### The task:
Gather all lines from the material that contain "Learn".
━━━ Exercise materials
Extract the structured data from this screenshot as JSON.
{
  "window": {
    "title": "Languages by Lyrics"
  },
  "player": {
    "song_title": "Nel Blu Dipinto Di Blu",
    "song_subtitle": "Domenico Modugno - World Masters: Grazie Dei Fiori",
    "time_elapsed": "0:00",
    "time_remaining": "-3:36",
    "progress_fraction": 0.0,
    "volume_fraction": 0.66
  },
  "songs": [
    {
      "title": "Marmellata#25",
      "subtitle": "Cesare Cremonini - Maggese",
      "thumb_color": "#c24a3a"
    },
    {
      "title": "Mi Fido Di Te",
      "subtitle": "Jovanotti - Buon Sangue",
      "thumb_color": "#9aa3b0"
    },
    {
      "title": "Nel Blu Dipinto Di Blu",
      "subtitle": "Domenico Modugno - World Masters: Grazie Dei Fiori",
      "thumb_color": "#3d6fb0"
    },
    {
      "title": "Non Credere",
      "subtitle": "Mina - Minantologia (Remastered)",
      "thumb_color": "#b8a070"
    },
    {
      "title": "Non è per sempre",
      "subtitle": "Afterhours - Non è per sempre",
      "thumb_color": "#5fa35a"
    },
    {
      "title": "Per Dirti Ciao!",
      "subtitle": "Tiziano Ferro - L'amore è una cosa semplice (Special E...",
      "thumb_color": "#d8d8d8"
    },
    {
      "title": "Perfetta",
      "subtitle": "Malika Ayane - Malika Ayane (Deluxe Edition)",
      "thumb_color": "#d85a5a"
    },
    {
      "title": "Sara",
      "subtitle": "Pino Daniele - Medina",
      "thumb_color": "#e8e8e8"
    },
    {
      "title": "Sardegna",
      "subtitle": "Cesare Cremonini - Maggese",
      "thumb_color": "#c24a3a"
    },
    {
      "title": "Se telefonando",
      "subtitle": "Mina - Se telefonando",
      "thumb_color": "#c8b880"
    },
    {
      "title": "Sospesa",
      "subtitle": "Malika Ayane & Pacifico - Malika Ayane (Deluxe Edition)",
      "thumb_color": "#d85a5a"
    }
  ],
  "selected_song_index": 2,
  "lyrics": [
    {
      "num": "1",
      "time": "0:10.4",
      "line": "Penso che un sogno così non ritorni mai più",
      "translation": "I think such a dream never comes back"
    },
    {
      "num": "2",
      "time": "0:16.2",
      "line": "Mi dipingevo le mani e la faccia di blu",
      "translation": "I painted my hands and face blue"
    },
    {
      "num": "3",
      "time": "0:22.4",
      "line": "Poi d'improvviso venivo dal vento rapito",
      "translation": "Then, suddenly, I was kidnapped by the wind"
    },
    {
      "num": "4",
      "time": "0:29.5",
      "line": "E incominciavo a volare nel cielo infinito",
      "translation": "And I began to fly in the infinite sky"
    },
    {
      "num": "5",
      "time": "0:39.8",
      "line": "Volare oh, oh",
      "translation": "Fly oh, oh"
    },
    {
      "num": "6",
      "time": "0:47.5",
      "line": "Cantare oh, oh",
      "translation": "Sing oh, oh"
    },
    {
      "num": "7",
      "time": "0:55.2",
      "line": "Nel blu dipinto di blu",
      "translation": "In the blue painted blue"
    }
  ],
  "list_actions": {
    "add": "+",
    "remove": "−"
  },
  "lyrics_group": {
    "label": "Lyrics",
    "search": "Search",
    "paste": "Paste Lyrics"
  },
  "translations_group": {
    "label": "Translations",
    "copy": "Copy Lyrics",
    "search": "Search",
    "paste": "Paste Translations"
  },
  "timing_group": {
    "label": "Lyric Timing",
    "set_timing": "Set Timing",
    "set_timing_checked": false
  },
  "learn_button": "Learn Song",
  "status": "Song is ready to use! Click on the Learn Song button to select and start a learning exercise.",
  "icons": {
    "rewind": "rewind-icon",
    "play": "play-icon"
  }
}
━━━━━━
### Response to the exercise:
  "learn_button": "Learn Song",
  "status": "Song is ready to use! Click on the Learn Song button to select and start a learning exercise.",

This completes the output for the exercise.